Exercise instructions: Collect the lines of the entries where "pool" shows up.

The input:
· · · · ·

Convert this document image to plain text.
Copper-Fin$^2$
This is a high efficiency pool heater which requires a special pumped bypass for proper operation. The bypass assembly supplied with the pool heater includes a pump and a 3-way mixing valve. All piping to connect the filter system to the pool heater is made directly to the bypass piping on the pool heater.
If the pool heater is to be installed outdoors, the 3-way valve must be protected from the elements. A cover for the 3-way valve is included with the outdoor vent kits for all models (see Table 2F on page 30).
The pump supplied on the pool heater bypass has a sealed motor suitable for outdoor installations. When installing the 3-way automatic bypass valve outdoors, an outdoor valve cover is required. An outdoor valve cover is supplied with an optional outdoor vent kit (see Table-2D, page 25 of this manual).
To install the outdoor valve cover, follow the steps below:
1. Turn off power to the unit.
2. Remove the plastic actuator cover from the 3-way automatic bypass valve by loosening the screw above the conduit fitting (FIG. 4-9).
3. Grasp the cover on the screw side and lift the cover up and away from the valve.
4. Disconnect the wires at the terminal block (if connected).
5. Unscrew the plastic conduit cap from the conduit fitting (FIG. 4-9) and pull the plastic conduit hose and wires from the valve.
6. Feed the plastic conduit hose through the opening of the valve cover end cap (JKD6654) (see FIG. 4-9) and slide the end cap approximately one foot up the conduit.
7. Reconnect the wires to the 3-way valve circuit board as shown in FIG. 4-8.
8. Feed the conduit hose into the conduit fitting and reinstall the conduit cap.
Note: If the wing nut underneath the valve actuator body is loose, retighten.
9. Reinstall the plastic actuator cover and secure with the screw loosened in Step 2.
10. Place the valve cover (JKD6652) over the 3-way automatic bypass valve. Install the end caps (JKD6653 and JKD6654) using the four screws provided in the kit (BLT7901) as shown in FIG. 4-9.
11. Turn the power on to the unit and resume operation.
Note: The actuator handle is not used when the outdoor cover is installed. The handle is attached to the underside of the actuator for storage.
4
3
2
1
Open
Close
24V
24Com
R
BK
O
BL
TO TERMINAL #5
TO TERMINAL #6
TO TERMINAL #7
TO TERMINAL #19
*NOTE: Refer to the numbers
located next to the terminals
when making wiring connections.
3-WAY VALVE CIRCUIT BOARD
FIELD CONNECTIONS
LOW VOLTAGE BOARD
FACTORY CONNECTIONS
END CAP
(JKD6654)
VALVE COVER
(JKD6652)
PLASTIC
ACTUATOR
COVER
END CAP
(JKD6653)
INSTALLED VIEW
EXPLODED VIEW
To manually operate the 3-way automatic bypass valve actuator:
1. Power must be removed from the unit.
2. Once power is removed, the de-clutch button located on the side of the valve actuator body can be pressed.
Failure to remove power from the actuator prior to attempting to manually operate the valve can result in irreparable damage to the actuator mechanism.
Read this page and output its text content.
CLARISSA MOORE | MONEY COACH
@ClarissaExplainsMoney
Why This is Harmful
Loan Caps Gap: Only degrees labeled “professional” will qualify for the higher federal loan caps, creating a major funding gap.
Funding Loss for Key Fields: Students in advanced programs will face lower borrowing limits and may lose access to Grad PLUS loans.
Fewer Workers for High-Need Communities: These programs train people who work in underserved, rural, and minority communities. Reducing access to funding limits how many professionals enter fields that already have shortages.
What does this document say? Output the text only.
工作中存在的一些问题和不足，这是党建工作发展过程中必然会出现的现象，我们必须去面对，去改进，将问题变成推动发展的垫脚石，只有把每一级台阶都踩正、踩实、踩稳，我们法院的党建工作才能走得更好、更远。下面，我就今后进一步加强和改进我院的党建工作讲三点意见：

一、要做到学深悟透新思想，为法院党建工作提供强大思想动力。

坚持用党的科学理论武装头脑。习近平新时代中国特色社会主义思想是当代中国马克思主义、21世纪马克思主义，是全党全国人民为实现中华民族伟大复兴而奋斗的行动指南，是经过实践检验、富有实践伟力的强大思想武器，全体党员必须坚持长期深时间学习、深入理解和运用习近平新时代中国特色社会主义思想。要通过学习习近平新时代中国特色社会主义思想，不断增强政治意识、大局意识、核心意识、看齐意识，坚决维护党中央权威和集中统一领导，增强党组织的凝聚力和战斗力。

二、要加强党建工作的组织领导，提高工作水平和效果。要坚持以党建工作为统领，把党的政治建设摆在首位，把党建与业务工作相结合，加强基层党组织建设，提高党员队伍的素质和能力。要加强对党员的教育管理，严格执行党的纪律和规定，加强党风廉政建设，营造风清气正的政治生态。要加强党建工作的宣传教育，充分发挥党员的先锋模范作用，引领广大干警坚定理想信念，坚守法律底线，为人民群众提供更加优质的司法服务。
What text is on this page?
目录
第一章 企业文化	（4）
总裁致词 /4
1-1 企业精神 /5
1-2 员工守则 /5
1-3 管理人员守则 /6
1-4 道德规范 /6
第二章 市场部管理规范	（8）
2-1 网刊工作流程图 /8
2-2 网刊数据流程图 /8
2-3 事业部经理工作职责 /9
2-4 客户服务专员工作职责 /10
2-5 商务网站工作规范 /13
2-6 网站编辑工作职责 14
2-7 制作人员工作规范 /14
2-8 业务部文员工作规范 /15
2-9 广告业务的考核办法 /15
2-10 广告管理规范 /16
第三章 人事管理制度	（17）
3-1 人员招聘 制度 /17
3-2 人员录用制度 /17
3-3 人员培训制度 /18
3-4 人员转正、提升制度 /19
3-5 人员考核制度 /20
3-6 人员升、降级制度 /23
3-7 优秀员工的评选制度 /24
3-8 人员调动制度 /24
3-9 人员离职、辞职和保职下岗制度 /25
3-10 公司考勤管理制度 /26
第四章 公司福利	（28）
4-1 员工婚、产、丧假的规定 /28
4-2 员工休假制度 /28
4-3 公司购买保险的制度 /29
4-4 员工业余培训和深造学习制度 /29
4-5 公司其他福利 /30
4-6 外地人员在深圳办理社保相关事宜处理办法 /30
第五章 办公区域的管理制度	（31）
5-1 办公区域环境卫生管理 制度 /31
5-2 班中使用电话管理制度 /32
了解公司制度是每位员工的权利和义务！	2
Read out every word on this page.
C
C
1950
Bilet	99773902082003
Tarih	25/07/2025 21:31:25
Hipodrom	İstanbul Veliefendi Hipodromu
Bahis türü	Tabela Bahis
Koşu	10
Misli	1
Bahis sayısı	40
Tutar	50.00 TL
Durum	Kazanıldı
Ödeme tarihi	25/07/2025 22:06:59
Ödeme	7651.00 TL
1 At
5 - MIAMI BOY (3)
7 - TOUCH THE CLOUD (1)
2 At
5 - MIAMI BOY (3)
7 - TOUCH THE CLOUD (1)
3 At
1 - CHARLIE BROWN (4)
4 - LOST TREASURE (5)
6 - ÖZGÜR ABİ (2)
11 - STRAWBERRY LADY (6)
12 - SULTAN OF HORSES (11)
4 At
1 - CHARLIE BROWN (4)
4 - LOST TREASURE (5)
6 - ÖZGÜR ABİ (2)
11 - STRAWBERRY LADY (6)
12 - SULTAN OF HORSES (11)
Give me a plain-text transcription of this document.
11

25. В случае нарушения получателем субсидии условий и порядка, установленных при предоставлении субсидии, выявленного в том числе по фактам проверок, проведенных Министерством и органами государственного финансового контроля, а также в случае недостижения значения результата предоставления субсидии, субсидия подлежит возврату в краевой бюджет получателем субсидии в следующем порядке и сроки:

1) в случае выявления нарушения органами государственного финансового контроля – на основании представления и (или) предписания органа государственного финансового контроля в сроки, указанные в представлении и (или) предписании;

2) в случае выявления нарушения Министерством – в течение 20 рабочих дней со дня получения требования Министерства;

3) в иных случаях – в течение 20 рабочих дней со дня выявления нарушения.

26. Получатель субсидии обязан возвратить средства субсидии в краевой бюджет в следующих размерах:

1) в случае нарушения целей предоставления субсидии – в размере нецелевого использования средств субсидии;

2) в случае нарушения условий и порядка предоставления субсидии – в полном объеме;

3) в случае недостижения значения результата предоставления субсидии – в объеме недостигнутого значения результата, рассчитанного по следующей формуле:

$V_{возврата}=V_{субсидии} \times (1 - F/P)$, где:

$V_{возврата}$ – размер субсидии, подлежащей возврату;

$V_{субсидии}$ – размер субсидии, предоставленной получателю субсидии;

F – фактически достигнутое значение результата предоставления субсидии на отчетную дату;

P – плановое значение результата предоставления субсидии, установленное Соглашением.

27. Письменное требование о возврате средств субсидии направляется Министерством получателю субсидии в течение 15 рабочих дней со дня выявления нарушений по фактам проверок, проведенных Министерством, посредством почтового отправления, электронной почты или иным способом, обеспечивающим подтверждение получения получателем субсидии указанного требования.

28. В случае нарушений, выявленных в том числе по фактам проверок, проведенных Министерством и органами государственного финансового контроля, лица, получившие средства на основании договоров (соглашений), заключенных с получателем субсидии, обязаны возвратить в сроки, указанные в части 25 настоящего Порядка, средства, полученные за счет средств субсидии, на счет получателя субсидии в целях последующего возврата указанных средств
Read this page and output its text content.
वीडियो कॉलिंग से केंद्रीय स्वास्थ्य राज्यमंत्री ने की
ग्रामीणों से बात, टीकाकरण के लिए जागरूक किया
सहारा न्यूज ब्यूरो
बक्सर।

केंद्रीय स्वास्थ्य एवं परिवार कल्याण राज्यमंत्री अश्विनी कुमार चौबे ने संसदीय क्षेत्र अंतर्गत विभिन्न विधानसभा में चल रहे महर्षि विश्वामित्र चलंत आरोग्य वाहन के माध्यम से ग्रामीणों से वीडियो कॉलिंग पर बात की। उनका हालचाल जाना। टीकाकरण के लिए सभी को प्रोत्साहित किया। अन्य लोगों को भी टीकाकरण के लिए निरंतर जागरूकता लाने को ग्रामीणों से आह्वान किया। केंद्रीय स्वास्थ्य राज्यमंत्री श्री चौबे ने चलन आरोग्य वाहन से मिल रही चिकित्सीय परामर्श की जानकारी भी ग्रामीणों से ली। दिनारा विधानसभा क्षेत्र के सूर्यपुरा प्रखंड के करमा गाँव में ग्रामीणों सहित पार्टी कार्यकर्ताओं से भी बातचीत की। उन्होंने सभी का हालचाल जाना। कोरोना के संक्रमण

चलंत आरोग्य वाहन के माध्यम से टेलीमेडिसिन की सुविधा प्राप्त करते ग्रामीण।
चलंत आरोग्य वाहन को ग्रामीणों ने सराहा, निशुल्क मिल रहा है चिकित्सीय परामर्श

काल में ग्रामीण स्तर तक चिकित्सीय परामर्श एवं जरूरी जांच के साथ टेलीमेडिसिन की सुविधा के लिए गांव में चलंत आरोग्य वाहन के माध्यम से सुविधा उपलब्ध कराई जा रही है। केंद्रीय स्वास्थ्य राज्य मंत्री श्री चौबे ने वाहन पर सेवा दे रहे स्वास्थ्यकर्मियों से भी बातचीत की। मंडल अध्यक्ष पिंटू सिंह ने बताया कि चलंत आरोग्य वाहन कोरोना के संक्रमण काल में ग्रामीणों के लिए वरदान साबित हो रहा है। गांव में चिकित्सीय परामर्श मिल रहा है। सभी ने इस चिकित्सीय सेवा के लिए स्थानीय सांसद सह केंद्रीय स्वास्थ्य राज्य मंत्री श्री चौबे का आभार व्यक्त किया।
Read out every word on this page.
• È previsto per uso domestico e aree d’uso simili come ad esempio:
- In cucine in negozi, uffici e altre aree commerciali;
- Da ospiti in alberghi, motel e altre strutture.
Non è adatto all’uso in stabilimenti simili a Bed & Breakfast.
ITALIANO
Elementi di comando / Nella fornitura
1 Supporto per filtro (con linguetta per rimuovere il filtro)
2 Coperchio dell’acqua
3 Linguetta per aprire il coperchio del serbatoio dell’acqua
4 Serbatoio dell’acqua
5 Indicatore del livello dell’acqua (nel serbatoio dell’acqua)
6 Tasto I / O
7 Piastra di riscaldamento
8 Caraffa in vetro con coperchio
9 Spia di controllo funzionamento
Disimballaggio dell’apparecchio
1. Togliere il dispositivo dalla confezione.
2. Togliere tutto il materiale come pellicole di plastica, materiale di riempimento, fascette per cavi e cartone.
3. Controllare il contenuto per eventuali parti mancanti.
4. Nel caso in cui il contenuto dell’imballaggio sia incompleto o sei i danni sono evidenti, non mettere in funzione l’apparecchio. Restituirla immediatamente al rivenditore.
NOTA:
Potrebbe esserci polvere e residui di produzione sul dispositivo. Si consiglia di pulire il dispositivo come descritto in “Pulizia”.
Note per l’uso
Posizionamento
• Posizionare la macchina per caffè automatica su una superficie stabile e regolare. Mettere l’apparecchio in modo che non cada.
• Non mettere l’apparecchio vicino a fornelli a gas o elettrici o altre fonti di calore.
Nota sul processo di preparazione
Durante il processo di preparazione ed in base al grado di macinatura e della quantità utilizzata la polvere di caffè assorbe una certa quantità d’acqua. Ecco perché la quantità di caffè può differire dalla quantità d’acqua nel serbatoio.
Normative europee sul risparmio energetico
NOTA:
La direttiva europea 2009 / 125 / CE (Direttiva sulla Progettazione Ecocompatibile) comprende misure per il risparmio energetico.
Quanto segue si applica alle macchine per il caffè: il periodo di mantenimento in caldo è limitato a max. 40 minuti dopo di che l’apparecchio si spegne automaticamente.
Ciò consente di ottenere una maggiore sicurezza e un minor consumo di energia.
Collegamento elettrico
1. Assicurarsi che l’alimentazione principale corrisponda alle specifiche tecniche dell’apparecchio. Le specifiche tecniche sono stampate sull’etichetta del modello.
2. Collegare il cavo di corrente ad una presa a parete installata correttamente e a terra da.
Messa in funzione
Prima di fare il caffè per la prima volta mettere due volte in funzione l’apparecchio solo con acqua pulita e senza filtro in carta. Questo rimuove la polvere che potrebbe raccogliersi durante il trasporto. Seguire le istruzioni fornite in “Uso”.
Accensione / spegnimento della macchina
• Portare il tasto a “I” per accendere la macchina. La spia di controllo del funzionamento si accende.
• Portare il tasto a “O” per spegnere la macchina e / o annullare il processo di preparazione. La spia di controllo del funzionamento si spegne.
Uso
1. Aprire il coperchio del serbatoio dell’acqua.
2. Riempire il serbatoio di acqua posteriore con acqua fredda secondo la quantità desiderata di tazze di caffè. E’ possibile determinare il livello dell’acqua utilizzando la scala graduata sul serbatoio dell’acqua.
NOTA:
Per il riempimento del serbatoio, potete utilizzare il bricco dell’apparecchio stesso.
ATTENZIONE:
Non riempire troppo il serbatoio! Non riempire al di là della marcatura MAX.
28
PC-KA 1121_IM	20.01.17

· · · · ·

Exercise solution:
This is a high efficiency pool heater which requires a special pumped bypass for proper operation. The bypass assembly supplied with the pool heater includes a pump and a 3-way mixing valve. All piping to connect the filter system to the pool heater is made directly to the bypass piping on the pool heater.
If the pool heater is to be installed outdoors, the 3-way valve must be protected from the elements. A cover for the 3-way valve is included with the outdoor vent kits for all models (see Table 2F on page 30).
The pump supplied on the pool heater bypass has a sealed motor suitable for outdoor installations. When installing the 3-way automatic bypass valve outdoors, an outdoor valve cover is required. An outdoor valve cover is supplied with an optional outdoor vent kit (see Table-2D, page 25 of this manual).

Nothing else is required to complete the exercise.